Directions :: Write out the whole listing, matching it exactly.

Data extract ::
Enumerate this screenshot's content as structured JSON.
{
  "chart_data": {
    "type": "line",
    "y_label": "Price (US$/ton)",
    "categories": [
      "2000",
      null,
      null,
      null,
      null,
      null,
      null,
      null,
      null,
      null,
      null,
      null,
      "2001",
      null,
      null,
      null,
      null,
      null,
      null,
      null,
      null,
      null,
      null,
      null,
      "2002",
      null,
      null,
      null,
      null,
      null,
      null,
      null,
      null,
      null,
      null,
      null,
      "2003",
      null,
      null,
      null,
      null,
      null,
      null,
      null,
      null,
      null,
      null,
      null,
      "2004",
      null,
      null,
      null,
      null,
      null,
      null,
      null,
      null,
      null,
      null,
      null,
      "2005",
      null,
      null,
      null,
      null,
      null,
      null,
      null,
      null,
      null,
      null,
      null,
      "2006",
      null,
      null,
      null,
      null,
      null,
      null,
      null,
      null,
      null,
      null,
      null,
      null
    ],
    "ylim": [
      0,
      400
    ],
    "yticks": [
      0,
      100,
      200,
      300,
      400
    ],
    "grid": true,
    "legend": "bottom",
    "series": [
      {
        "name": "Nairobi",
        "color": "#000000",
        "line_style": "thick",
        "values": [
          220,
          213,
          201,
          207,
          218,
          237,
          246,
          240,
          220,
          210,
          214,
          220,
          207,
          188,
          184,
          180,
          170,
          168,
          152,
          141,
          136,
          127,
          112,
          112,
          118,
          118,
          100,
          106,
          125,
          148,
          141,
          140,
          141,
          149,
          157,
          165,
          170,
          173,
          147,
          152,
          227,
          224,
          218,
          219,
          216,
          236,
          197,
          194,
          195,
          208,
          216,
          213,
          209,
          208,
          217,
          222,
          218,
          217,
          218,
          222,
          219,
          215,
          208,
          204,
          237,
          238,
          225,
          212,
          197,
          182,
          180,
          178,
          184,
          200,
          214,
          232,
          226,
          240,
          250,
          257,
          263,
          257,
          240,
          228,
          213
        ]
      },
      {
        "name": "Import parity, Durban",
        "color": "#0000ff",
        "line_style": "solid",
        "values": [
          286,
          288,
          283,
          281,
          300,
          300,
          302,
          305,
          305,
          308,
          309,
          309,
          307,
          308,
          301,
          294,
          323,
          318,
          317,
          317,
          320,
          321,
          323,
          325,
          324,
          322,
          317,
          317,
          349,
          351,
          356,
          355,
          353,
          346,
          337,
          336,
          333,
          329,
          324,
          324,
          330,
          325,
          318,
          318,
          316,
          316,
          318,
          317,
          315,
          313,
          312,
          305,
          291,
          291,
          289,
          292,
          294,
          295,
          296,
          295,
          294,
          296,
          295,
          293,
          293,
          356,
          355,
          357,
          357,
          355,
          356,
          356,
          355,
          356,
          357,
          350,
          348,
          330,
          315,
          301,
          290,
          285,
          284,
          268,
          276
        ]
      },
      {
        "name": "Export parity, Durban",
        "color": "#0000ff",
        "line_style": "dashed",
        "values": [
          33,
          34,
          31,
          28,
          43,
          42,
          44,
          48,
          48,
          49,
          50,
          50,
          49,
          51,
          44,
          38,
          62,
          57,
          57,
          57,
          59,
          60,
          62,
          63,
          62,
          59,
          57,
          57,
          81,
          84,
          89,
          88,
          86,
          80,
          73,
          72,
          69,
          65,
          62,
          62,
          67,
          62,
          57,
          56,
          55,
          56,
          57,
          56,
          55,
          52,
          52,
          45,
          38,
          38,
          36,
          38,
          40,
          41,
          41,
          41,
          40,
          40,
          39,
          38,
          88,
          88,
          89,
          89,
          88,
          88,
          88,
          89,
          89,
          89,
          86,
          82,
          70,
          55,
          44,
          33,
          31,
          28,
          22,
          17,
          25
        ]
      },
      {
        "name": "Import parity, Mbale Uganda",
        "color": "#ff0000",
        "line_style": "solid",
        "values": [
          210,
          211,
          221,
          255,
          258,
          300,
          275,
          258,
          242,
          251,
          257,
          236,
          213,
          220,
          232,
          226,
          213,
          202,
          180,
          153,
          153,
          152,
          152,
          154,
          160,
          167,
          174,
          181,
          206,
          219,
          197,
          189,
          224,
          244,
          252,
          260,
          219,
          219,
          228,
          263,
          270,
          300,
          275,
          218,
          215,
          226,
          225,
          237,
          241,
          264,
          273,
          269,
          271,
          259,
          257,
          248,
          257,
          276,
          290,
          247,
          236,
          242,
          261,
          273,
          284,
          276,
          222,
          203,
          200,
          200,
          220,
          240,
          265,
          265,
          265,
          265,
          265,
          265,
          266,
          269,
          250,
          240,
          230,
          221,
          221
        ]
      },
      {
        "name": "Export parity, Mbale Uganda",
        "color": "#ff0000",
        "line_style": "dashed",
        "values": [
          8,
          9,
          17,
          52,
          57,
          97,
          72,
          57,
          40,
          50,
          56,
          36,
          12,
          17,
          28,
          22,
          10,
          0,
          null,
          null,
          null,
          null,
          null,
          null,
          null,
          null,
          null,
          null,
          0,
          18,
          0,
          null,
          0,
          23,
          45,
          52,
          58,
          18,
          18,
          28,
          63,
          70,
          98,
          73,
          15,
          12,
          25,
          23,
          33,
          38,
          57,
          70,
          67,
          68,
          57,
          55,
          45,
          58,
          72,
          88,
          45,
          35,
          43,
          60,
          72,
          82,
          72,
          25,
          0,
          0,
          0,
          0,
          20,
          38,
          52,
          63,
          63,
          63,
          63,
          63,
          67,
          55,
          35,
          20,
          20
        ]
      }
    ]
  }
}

Solution to the problem ::
Enumerate this screenshot's content as structured JSON.
{
  "chart_data": {
    "type": "line",
    "y_label": "Price (US$/ton)",
    "categories": [
      "2000",
      null,
      null,
      null,
      null,
      null,
      null,
      null,
      null,
      null,
      null,
      null,
      "2001",
      null,
      null,
      null,
      null,
      null,
      null,
      null,
      null,
      null,
      null,
      null,
      "2002",
      null,
      null,
      null,
      null,
      null,
      null,
      null,
      null,
      null,
      null,
      null,
      "2003",
      null,
      null,
      null,
      null,
      null,
      null,
      null,
      null,
      null,
      null,
      null,
      "2004",
      null,
      null,
      null,
      null,
      null,
      null,
      null,
      null,
      null,
      null,
      null,
      "2005",
      null,
      null,
      null,
      null,
      null,
      null,
      null,
      null,
      null,
      null,
      null,
      "2006",
      null,
      null,
      null,
      null,
      null,
      null,
      null,
      null,
      null,
      null,
      null,
      null
    ],
    "ylim": [
      0,
      400
    ],
    "yticks": [
      0,
      100,
      200,
      300,
      400
    ],
    "grid": true,
    "legend": "bottom",
    "series": [
      {
        "name": "Nairobi",
        "color": "#000000",
        "line_style": "thick",
        "values": [
          220,
          213,
          201,
          207,
          218,
          237,
          246,
          240,
          220,
          210,
          214,
          220,
          207,
          188,
          184,
          180,
          170,
          168,
          152,
          141,
          136,
          127,
          112,
          112,
          118,
          118,
          100,
          106,
          125,
          148,
          141,
          140,
          141,
          149,
          157,
          165,
          170,
          173,
          147,
          152,
          227,
          224,
          218,
          219,
          216,
          236,
          197,
          194,
          195,
          208,
          216,
          213,
          209,
          208,
          217,
          222,
          218,
          217,
          218,
          222,
          219,
          215,
          208,
          204,
          237,
          238,
          225,
          212,
          197,
          182,
          180,
          178,
          184,
          200,
          214,
          232,
          226,
          240,
          250,
          257,
          263,
          257,
          240,
          228,
          213
        ]
      },
      {
        "name": "Import parity, Durban",
        "color": "#0000ff",
        "line_style": "solid",
        "values": [
          286,
          288,
          283,
          281,
          300,
          300,
          302,
          305,
          305,
          308,
          309,
          309,
          307,
          308,
          301,
          294,
          323,
          318,
          317,
          317,
          320,
          321,
          323,
          325,
          324,
          322,
          317,
          317,
          349,
          351,
          356,
          355,
          353,
          346,
          337,
          336,
          333,
          329,
          324,
          324,
          330,
          325,
          318,
          318,
          316,
          316,
          318,
          317,
          315,
          313,
          312,
          305,
          291,
          291,
          289,
          292,
          294,
          295,
          296,
          295,
          294,
          296,
          295,
          293,
          293,
          356,
          355,
          357,
          357,
          355,
          356,
          356,
          355,
          356,
          357,
          350,
          348,
          330,
          315,
          301,
          290,
          285,
          284,
          268,
          276
        ]
      },
      {
        "name": "Export parity, Durban",
        "color": "#0000ff",
        "line_style": "dashed",
        "values": [
          33,
          34,
          31,
          28,
          43,
          42,
          44,
          48,
          48,
          49,
          50,
          50,
          49,
          51,
          44,
          38,
          62,
          57,
          57,
          57,
          59,
          60,
          62,
          63,
          62,
          59,
          57,
          57,
          81,
          84,
          89,
          88,
          86,
          80,
          73,
          72,
          69,
          65,
          62,
          62,
          67,
          62,
          57,
          56,
          55,
          56,
          57,
          56,
          55,
          52,
          52,
          45,
          38,
          38,
          36,
          38,
          40,
          41,
          41,
          41,
          40,
          40,
          39,
          38,
          88,
          88,
          89,
          89,
          88,
          88,
          88,
          89,
          89,
          89,
          86,
          82,
          70,
          55,
          44,
          33,
          31,
          28,
          22,
          17,
          25
        ]
      },
      {
        "name": "Import parity, Mbale Uganda",
        "color": "#ff0000",
        "line_style": "solid",
        "values": [
          210,
          211,
          221,
          255,
          258,
          300,
          275,
          258,
          242,
          251,
          257,
          236,
          213,
          220,
          232,
          226,
          213,
          202,
          180,
          153,
          153,
          152,
          152,
          154,
          160,
          167,
          174,
          181,
          206,
          219,
          197,
          189,
          224,
          244,
          252,
          260,
          219,
          219,
          228,
          263,
          270,
          300,
          275,
          218,
          215,
          226,
          225,
          237,
          241,
          264,
          273,
          269,
          271,
          259,
          257,
          248,
          257,
          276,
          290,
          247,
          236,
          242,
          261,
          273,
          284,
          276,
          222,
          203,
          200,
          200,
          220,
          240,
          265,
          265,
          265,
          265,
          265,
          265,
          266,
          269,
          250,
          240,
          230,
          221,
          221
        ]
      },
      {
        "name": "Export parity, Mbale Uganda",
        "color": "#ff0000",
        "line_style": "dashed",
        "values": [
          8,
          9,
          17,
          52,
          57,
          97,
          72,
          57,
          40,
          50,
          56,
          36,
          12,
          17,
          28,
          22,
          10,
          0,
          null,
          null,
          null,
          null,
          null,
          null,
          null,
          null,
          null,
          null,
          0,
          18,
          0,
          null,
          0,
          23,
          45,
          52,
          58,
          18,
          18,
          28,
          63,
          70,
          98,
          73,
          15,
          12,
          25,
          23,
          33,
          38,
          57,
          70,
          67,
          68,
          57,
          55,
          45,
          58,
          72,
          88,
          45,
          35,
          43,
          60,
          72,
          82,
          72,
          25,
          0,
          0,
          0,
          0,
          20,
          38,
          52,
          63,
          63,
          63,
          63,
          63,
          67,
          55,
          35,
          20,
          20
        ]
      }
    ]
  }
}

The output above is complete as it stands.